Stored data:
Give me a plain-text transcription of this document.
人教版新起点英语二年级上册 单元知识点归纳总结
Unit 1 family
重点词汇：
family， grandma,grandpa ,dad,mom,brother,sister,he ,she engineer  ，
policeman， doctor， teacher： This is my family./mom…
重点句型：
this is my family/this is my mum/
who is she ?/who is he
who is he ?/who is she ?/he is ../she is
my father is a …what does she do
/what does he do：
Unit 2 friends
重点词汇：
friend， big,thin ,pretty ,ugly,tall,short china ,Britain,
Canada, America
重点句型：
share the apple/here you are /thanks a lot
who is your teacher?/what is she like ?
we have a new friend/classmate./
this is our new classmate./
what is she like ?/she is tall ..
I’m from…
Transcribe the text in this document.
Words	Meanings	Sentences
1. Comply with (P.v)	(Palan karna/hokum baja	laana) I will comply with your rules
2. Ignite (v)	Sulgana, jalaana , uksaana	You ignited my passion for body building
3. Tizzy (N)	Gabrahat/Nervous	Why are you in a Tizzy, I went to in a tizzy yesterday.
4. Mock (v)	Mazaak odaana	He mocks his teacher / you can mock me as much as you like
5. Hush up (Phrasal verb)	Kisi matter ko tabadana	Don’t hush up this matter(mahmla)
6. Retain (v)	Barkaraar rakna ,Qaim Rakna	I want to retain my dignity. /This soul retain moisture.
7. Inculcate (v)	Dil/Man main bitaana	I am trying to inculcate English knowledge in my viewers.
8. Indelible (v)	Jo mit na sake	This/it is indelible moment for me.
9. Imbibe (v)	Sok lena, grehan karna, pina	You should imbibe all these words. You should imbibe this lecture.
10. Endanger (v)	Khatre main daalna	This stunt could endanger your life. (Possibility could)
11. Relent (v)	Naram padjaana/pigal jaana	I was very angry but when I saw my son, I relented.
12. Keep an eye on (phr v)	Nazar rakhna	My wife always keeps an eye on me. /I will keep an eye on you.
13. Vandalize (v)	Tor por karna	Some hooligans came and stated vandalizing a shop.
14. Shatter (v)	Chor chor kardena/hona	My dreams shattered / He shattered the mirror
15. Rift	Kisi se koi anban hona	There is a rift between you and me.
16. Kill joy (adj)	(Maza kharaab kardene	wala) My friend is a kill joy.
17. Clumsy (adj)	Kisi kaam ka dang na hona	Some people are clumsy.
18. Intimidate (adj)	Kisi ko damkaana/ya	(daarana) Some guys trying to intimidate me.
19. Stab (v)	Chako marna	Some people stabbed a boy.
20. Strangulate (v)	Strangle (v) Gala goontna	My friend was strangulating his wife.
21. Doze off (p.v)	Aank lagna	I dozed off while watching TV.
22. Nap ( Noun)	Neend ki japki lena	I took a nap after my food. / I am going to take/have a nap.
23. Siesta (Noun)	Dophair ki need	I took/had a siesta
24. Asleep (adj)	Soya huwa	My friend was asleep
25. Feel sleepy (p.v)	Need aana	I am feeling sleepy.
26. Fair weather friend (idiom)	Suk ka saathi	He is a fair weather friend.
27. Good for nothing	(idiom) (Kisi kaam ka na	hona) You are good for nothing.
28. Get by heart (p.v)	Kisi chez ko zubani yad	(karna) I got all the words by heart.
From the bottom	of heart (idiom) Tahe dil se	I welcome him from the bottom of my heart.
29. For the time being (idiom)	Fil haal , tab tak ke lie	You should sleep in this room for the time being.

▶ _Written request_: Each line must be given again exactly as written above.

▶ _Reply_:
Give me a plain-text transcription of this document.
人教版新起点英语二年级上册 单元知识点归纳总结
Unit 1 family
重点词汇：
family， grandma,grandpa ,dad,mom,brother,sister,he ,she engineer  ，
policeman， doctor， teacher： This is my family./mom…
重点句型：
this is my family/this is my mum/
who is she ?/who is he
who is he ?/who is she ?/he is ../she is
my father is a …what does she do
/what does he do：
Unit 2 friends
重点词汇：
friend， big,thin ,pretty ,ugly,tall,short china ,Britain,
Canada, America
重点句型：
share the apple/here you are /thanks a lot
who is your teacher?/what is she like ?
we have a new friend/classmate./
this is our new classmate./
what is she like ?/she is tall ..
I’m from…
Transcribe the text in this document.
Words	Meanings	Sentences
1. Comply with (P.v)	(Palan karna/hokum baja	laana) I will comply with your rules
2. Ignite (v)	Sulgana, jalaana , uksaana	You ignited my passion for body building
3. Tizzy (N)	Gabrahat/Nervous	Why are you in a Tizzy, I went to in a tizzy yesterday.
4. Mock (v)	Mazaak odaana	He mocks his teacher / you can mock me as much as you like
5. Hush up (Phrasal verb)	Kisi matter ko tabadana	Don’t hush up this matter(mahmla)
6. Retain (v)	Barkaraar rakna ,Qaim Rakna	I want to retain my dignity. /This soul retain moisture.
7. Inculcate (v)	Dil/Man main bitaana	I am trying to inculcate English knowledge in my viewers.
8. Indelible (v)	Jo mit na sake	This/it is indelible moment for me.
9. Imbibe (v)	Sok lena, grehan karna, pina	You should imbibe all these words. You should imbibe this lecture.
10. Endanger (v)	Khatre main daalna	This stunt could endanger your life. (Possibility could)
11. Relent (v)	Naram padjaana/pigal jaana	I was very angry but when I saw my son, I relented.
12. Keep an eye on (phr v)	Nazar rakhna	My wife always keeps an eye on me. /I will keep an eye on you.
13. Vandalize (v)	Tor por karna	Some hooligans came and stated vandalizing a shop.
14. Shatter (v)	Chor chor kardena/hona	My dreams shattered / He shattered the mirror
15. Rift	Kisi se koi anban hona	There is a rift between you and me.
16. Kill joy (adj)	(Maza kharaab kardene	wala) My friend is a kill joy.
17. Clumsy (adj)	Kisi kaam ka dang na hona	Some people are clumsy.
18. Intimidate (adj)	Kisi ko damkaana/ya	(daarana) Some guys trying to intimidate me.
19. Stab (v)	Chako marna	Some people stabbed a boy.
20. Strangulate (v)	Strangle (v) Gala goontna	My friend was strangulating his wife.
21. Doze off (p.v)	Aank lagna	I dozed off while watching TV.
22. Nap ( Noun)	Neend ki japki lena	I took a nap after my food. / I am going to take/have a nap.
23. Siesta (Noun)	Dophair ki need	I took/had a siesta
24. Asleep (adj)	Soya huwa	My friend was asleep
25. Feel sleepy (p.v)	Need aana	I am feeling sleepy.
26. Fair weather friend (idiom)	Suk ka saathi	He is a fair weather friend.
27. Good for nothing	(idiom) (Kisi kaam ka na	hona) You are good for nothing.
28. Get by heart (p.v)	Kisi chez ko zubani yad	(karna) I got all the words by heart.
From the bottom	of heart (idiom) Tahe dil se	I welcome him from the bottom of my heart.
29. For the time being (idiom)	Fil haal , tab tak ke lie	You should sleep in this room for the time being.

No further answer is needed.